## Problem details
Gather every line from the entries below that includes "contactos".

## Data provided
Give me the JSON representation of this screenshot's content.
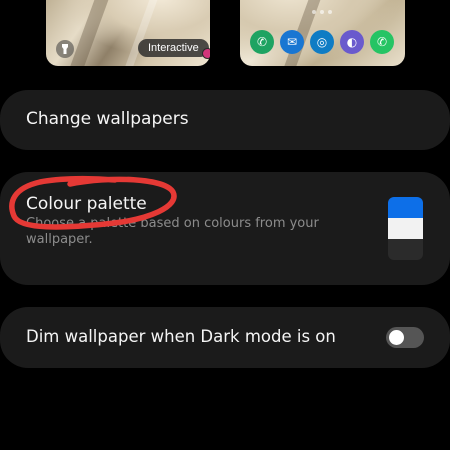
{
  "previews": {
    "lock_screen": {
      "interactive_label": "Interactive"
    },
    "home_screen": {
      "dock_icons": [
        {
          "name": "phone-icon",
          "glyph": "✆",
          "color": "#1ea362"
        },
        {
          "name": "messages-icon",
          "glyph": "✉",
          "color": "#1976d2"
        },
        {
          "name": "edge-browser-icon",
          "glyph": "◎",
          "color": "#0f7cc4"
        },
        {
          "name": "internet-icon",
          "glyph": "◐",
          "color": "#6a5acd"
        },
        {
          "name": "whatsapp-icon",
          "glyph": "✆",
          "color": "#25c464"
        }
      ]
    }
  },
  "settings": {
    "change_wallpapers": {
      "title": "Change wallpapers"
    },
    "colour_palette": {
      "title": "Colour palette",
      "subtitle": "Choose a palette based on colours from your wallpaper.",
      "swatch_colors": [
        "#0d6fe8",
        "#f2f2f2",
        "#2b2b2b"
      ]
    },
    "dim_wallpaper": {
      "title": "Dim wallpaper when Dark mode is on",
      "toggle_on": false
    }
  },
  "colors": {
    "background": "#000000",
    "card": "#1b1b1b",
    "annotation_circle": "#e53935",
    "accent_blue": "#0d6fe8"
  }
}
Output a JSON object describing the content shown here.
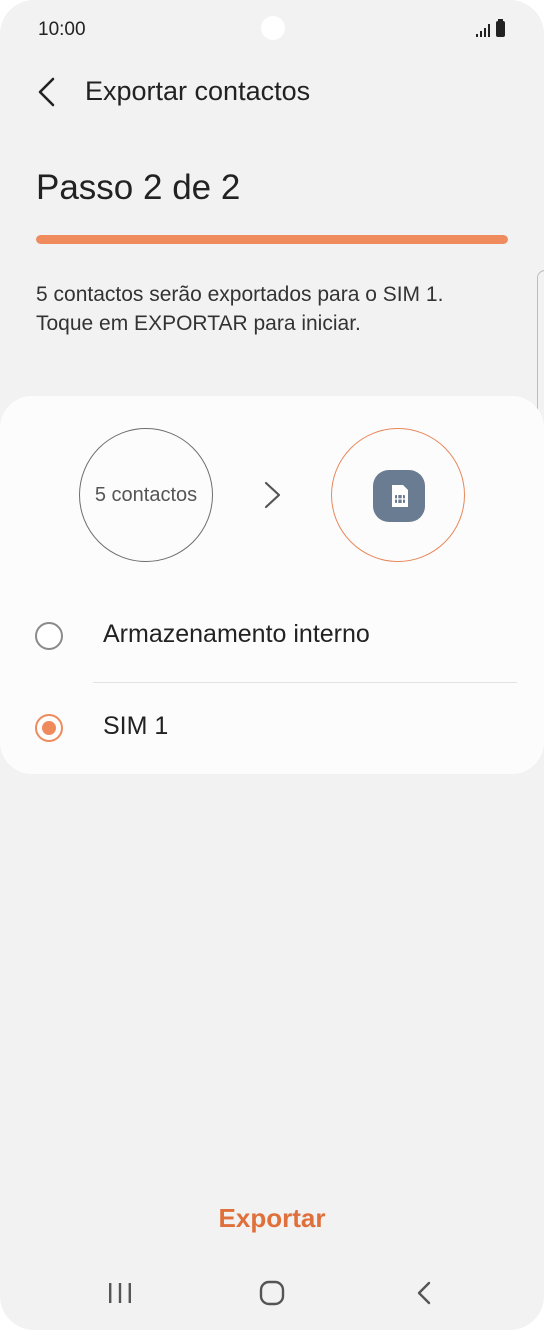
{
  "status_bar": {
    "time": "10:00"
  },
  "app_bar": {
    "title": "Exportar contactos",
    "back_icon": "back-arrow-icon"
  },
  "step": {
    "title": "Passo 2 de 2",
    "progress": 1.0
  },
  "description": {
    "line1": "5 contactos serão exportados para o SIM 1.",
    "line2": "Toque em EXPORTAR para iniciar."
  },
  "transfer": {
    "source_label": "5 contactos",
    "arrow_icon": "chevron-right-icon",
    "target_icon": "sim-card-icon"
  },
  "options": [
    {
      "label": "Armazenamento interno",
      "selected": false
    },
    {
      "label": "SIM 1",
      "selected": true
    }
  ],
  "actions": {
    "export_label": "Exportar"
  },
  "colors": {
    "accent": "#f08b5d",
    "export_text": "#e0703b",
    "sim_badge": "#6a7c92",
    "background": "#f2f2f2"
  },
  "nav_icons": [
    "recent-apps-icon",
    "home-icon",
    "back-icon"
  ]
}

## Solution for this problem
    "title": "Exportar contactos",
    "line1": "5 contactos serão exportados para o SIM 1.",
    "source_label": "5 contactos",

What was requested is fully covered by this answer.